## Given request
In the listing that follows, how many lines contain "angkatan"? Give the number only.

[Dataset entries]
^^^^^^^^^^^^^^^^

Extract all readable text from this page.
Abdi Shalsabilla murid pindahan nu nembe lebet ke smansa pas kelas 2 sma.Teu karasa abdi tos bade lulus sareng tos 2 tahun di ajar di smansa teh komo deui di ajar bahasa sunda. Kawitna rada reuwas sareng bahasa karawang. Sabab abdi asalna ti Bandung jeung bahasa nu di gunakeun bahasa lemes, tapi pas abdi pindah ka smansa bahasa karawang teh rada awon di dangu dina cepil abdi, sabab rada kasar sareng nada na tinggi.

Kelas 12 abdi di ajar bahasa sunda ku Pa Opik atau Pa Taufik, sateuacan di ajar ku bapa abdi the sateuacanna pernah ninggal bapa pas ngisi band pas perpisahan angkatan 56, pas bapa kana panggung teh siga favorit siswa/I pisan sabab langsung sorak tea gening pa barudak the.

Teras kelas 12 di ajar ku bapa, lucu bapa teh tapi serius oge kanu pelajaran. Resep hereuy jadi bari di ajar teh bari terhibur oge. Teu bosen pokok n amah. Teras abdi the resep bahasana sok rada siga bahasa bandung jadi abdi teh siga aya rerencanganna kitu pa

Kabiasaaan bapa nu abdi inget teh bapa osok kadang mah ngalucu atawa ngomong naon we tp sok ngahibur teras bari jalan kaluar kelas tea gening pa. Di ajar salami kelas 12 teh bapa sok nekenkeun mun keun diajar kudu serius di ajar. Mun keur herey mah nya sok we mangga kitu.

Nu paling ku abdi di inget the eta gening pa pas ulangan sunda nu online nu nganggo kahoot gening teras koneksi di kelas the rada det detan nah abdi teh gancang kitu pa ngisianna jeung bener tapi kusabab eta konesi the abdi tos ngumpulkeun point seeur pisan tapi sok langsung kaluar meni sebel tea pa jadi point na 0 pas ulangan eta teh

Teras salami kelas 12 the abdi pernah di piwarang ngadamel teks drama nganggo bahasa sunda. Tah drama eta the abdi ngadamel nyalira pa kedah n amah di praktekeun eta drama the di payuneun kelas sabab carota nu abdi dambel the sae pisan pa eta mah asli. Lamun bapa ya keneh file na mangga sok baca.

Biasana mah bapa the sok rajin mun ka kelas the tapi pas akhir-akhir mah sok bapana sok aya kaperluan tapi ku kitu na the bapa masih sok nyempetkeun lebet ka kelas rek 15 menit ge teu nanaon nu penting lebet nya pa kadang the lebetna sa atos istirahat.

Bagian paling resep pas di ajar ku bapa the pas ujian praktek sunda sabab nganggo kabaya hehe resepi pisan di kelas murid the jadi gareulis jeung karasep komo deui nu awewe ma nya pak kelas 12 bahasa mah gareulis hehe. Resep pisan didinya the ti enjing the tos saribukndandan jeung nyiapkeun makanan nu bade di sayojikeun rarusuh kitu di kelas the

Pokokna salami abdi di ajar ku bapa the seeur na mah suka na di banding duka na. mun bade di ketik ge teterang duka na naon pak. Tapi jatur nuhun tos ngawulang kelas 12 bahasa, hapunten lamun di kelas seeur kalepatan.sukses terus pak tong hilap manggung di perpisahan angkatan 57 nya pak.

^^^^^^^^^^^^^^^^

## Solution for this exercise
2